* Testo di lettura:
--------

Art. 27.
(Individuazione delle zone di recupero del patrimonio edilizio
esistente)
I comuni individuano, nell'ambito degli strumenti urbanistici
generali, le zone ove, per le condizioni di degrado, si rende
opportuno il recupero del patrimonio edilizio ed urbanistico
esistente i mediante interventi rivolti alla conservazione, al
risanamento, alla ricostruzione e alla migliore utilizzazione del
patrimonio stesso. Dette zone possono comprendere singoli immobili,
complessi edilizi, isolati ed aree, nonche' edifici da destinare ad
attrezzature.
Le zone sono individuate in sede di formazione dello strumento
urbanistico generale ovvero, per i comuni che, alla data di entrata
in vigore della presente legge, ne sono dotati, con deliberazione del
consiglio comunale sottoposta al controllo di cui all'articolo 59
della legge 10 febbraio 1953, n. 62.
Nell'ambito delle zone, con la deliberazione di cui al precedente
comma o successivamente con le stesse modalita' di approvazione,
possono essere individuati gli immobili, i complessi edilizi, gli
isolati e le aree per i quali il rilascio della concessione e'
subordinato alla formazione dei piani di recupero di cui al
successivo articolo 28.

--------

* Voci fornite:
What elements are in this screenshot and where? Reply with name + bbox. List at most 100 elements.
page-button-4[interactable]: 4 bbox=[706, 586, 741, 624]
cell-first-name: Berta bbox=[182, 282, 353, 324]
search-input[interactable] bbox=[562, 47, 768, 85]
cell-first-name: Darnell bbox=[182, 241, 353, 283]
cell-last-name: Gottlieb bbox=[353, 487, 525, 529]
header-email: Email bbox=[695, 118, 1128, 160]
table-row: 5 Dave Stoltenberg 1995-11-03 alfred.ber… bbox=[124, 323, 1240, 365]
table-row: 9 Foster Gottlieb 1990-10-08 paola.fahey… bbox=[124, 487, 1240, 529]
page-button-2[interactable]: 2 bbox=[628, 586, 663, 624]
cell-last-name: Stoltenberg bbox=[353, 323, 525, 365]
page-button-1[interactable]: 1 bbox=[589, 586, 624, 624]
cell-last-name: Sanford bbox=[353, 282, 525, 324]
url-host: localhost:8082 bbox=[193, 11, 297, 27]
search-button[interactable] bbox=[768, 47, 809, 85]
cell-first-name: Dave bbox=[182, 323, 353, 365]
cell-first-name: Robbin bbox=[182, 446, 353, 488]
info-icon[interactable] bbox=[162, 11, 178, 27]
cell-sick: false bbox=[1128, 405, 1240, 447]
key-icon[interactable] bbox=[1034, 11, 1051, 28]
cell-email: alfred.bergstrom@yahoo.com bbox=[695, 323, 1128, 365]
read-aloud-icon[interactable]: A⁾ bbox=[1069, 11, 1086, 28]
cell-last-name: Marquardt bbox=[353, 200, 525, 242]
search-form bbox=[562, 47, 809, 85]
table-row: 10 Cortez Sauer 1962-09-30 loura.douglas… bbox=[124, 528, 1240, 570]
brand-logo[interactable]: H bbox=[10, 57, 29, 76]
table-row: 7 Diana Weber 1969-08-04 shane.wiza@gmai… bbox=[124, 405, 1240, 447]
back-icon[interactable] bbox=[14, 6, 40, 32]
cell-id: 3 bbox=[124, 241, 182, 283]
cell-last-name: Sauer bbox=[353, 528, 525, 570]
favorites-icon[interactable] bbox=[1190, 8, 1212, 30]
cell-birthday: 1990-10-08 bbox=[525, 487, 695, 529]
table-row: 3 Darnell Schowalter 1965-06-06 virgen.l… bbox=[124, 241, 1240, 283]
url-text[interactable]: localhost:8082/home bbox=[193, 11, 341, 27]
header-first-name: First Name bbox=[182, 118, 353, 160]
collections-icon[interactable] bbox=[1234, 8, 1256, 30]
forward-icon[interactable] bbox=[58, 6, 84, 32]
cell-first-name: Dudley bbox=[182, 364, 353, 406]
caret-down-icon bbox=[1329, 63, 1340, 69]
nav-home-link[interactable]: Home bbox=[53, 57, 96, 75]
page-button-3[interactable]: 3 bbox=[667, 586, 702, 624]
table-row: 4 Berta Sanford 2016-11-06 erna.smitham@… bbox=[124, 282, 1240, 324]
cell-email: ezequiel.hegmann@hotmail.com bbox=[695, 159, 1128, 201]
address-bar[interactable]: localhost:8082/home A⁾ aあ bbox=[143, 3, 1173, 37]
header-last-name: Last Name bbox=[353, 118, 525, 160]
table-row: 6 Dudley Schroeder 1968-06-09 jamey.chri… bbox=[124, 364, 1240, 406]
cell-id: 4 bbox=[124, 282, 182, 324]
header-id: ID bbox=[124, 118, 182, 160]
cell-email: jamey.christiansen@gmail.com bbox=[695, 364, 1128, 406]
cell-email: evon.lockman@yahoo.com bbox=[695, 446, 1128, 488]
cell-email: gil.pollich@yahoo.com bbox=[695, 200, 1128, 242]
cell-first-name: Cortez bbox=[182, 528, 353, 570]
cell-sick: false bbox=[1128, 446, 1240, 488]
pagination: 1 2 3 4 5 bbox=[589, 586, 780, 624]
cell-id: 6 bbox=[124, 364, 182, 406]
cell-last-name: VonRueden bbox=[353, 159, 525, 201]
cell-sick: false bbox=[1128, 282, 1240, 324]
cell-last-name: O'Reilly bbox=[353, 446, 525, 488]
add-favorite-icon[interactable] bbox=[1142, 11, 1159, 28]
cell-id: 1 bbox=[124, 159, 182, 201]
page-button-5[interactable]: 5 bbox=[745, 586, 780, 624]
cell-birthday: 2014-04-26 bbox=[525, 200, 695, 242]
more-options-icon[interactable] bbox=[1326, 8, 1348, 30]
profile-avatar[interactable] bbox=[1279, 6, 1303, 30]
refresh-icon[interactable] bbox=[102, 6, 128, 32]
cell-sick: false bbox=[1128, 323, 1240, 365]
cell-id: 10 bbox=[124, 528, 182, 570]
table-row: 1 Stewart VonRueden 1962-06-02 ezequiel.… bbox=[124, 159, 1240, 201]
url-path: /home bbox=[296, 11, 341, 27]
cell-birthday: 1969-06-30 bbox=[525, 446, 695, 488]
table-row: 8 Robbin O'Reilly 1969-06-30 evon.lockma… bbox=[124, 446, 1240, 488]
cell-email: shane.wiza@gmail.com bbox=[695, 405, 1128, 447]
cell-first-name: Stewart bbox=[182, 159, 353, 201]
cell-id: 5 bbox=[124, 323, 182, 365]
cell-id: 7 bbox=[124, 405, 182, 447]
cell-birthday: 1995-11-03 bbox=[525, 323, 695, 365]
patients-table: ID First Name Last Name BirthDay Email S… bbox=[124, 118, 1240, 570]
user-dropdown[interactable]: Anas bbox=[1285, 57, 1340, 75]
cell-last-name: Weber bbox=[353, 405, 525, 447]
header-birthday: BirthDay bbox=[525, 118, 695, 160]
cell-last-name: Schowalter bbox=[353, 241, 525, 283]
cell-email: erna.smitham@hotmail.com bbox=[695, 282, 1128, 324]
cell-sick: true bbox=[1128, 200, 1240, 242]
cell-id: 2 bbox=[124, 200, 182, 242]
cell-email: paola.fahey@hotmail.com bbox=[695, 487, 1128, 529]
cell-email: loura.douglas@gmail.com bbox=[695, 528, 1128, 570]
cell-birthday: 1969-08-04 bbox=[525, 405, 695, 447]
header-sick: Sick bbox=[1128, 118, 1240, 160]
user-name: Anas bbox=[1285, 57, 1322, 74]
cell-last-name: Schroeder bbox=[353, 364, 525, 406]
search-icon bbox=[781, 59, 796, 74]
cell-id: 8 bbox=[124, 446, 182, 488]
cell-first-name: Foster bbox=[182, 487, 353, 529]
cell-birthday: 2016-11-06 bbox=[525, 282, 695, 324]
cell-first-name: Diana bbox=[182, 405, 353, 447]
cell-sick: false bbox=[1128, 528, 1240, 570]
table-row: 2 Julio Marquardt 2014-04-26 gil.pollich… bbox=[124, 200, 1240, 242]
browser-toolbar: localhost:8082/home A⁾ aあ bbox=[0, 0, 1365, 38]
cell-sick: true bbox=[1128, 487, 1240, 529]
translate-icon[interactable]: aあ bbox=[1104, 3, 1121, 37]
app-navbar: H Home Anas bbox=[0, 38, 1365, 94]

--------

* Consegna 1:
Le affermazioni (a), (b) e (c) concordano con l'articolo sulle zone di recupero? Rispondi sì o no a ciascuna e cita testualmente le parole del testo che lo decidono.
(a) Le zone di recupero possono comprendere anche edifici da destinare ad attrezzature.
(b) Le zone di recupero sono individuate dalle regioni.
(c) Per alcuni immobili il rilascio della concessione può dipendere dalla formazione dei piani di recupero.
* Consegna 2:
Rispondi alle domande seguenti basandoti sull'articolo sulle zone di recupero.
(a) Per quali condizioni si rende opportuno il recupero del patrimonio edilizio ed urbanistico esistente?
(b) A quale articolo e a quale legge rinvia il controllo a cui è sottoposta la deliberazione del consiglio comunale?
(c) In quale articolo sono disciplinati i piani di recupero?
* Consegna 3: Copia senza alcuna modifica, dall'articolo sulle zone di recupero, il passo che si apre con le parole contenenti "(Individuazione delle zone" e si chiude con "attrezzature.".

* Risposta attesa 1:
(a) Sì: "nonche' edifici da destinare ad attrezzature".
(b) No: "I comuni individuano, nell'ambito degli strumenti urbanistici generali, le zone".
(c) Sì: "il rilascio della concessione e' subordinato alla formazione dei piani di recupero".

* Risposta attesa 2:
(a) Per le condizioni di degrado.
(b) All'articolo 59 della legge 10 febbraio 1953, n. 62.
(c) Nel successivo articolo 28.

* Risposta attesa 3:
(Individuazione delle zone di recupero del patrimonio edilizio
esistente)
I comuni individuano, nell'ambito degli strumenti urbanistici
generali, le zone ove, per le condizioni di degrado, si rende
opportuno il recupero del patrimonio edilizio ed urbanistico
esistente i mediante interventi rivolti alla conservazione, al
risanamento, alla ricostruzione e alla migliore utilizzazione del
patrimonio stesso. Dette zone possono comprendere singoli immobili,
complessi edilizi, isolati ed aree, nonche' edifici da destinare ad
attrezzature.